MATERIAL FOR THIS EXERCISE
════════════════════

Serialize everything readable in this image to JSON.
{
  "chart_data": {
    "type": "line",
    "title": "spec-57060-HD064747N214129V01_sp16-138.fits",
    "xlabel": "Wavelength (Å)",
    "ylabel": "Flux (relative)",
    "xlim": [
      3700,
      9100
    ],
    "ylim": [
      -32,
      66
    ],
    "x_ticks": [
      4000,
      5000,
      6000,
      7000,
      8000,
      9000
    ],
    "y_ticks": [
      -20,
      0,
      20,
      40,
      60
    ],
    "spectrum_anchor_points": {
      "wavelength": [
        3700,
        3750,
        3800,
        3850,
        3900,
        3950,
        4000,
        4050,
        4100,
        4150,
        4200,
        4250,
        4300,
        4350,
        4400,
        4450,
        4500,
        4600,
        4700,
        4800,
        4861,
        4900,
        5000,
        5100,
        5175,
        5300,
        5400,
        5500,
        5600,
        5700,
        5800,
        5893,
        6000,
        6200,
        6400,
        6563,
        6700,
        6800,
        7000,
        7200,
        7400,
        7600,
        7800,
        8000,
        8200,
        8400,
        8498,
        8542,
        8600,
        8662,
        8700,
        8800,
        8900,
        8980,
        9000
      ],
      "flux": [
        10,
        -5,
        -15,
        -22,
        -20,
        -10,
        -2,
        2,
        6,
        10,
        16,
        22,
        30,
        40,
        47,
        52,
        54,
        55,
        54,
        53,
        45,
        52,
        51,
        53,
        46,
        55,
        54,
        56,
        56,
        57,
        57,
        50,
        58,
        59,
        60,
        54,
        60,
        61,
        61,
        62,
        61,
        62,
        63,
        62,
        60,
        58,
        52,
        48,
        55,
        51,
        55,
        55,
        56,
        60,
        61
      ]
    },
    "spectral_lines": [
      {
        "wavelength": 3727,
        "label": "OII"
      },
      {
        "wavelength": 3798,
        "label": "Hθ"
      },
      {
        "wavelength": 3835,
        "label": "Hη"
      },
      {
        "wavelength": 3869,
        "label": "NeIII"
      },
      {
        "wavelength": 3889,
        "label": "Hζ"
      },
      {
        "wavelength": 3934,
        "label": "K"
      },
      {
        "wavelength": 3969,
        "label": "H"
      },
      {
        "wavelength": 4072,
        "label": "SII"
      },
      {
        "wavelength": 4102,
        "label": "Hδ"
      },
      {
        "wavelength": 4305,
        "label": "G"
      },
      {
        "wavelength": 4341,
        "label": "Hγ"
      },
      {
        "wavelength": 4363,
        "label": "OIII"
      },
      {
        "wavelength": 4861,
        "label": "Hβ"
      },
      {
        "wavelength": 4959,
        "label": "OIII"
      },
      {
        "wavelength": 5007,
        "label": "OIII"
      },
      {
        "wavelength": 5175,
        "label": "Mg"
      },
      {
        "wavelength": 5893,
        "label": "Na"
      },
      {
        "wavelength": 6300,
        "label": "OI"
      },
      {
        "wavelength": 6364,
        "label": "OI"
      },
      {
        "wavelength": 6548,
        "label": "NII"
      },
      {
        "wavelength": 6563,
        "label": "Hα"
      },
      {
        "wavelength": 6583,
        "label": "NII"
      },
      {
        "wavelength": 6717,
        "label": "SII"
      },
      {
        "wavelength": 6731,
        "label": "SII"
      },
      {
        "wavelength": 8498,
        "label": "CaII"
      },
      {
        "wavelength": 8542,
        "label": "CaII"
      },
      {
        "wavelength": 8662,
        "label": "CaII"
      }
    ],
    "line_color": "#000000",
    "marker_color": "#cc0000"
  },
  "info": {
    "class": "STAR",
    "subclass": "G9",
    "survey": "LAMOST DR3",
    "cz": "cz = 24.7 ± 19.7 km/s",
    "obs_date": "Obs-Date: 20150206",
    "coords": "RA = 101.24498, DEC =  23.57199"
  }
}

════════════════════

TASK TO CARRY OUT
Copy out the data shown above without altering anything.

ANSWER TO THIS TASK
Serialize everything readable in this image to JSON.
{
  "chart_data": {
    "type": "line",
    "title": "spec-57060-HD064747N214129V01_sp16-138.fits",
    "xlabel": "Wavelength (Å)",
    "ylabel": "Flux (relative)",
    "xlim": [
      3700,
      9100
    ],
    "ylim": [
      -32,
      66
    ],
    "x_ticks": [
      4000,
      5000,
      6000,
      7000,
      8000,
      9000
    ],
    "y_ticks": [
      -20,
      0,
      20,
      40,
      60
    ],
    "spectrum_anchor_points": {
      "wavelength": [
        3700,
        3750,
        3800,
        3850,
        3900,
        3950,
        4000,
        4050,
        4100,
        4150,
        4200,
        4250,
        4300,
        4350,
        4400,
        4450,
        4500,
        4600,
        4700,
        4800,
        4861,
        4900,
        5000,
        5100,
        5175,
        5300,
        5400,
        5500,
        5600,
        5700,
        5800,
        5893,
        6000,
        6200,
        6400,
        6563,
        6700,
        6800,
        7000,
        7200,
        7400,
        7600,
        7800,
        8000,
        8200,
        8400,
        8498,
        8542,
        8600,
        8662,
        8700,
        8800,
        8900,
        8980,
        9000
      ],
      "flux": [
        10,
        -5,
        -15,
        -22,
        -20,
        -10,
        -2,
        2,
        6,
        10,
        16,
        22,
        30,
        40,
        47,
        52,
        54,
        55,
        54,
        53,
        45,
        52,
        51,
        53,
        46,
        55,
        54,
        56,
        56,
        57,
        57,
        50,
        58,
        59,
        60,
        54,
        60,
        61,
        61,
        62,
        61,
        62,
        63,
        62,
        60,
        58,
        52,
        48,
        55,
        51,
        55,
        55,
        56,
        60,
        61
      ]
    },
    "spectral_lines": [
      {
        "wavelength": 3727,
        "label": "OII"
      },
      {
        "wavelength": 3798,
        "label": "Hθ"
      },
      {
        "wavelength": 3835,
        "label": "Hη"
      },
      {
        "wavelength": 3869,
        "label": "NeIII"
      },
      {
        "wavelength": 3889,
        "label": "Hζ"
      },
      {
        "wavelength": 3934,
        "label": "K"
      },
      {
        "wavelength": 3969,
        "label": "H"
      },
      {
        "wavelength": 4072,
        "label": "SII"
      },
      {
        "wavelength": 4102,
        "label": "Hδ"
      },
      {
        "wavelength": 4305,
        "label": "G"
      },
      {
        "wavelength": 4341,
        "label": "Hγ"
      },
      {
        "wavelength": 4363,
        "label": "OIII"
      },
      {
        "wavelength": 4861,
        "label": "Hβ"
      },
      {
        "wavelength": 4959,
        "label": "OIII"
      },
      {
        "wavelength": 5007,
        "label": "OIII"
      },
      {
        "wavelength": 5175,
        "label": "Mg"
      },
      {
        "wavelength": 5893,
        "label": "Na"
      },
      {
        "wavelength": 6300,
        "label": "OI"
      },
      {
        "wavelength": 6364,
        "label": "OI"
      },
      {
        "wavelength": 6548,
        "label": "NII"
      },
      {
        "wavelength": 6563,
        "label": "Hα"
      },
      {
        "wavelength": 6583,
        "label": "NII"
      },
      {
        "wavelength": 6717,
        "label": "SII"
      },
      {
        "wavelength": 6731,
        "label": "SII"
      },
      {
        "wavelength": 8498,
        "label": "CaII"
      },
      {
        "wavelength": 8542,
        "label": "CaII"
      },
      {
        "wavelength": 8662,
        "label": "CaII"
      }
    ],
    "line_color": "#000000",
    "marker_color": "#cc0000"
  },
  "info": {
    "class": "STAR",
    "subclass": "G9",
    "survey": "LAMOST DR3",
    "cz": "cz = 24.7 ± 19.7 km/s",
    "obs_date": "Obs-Date: 20150206",
    "coords": "RA = 101.24498, DEC =  23.57199"
  }
}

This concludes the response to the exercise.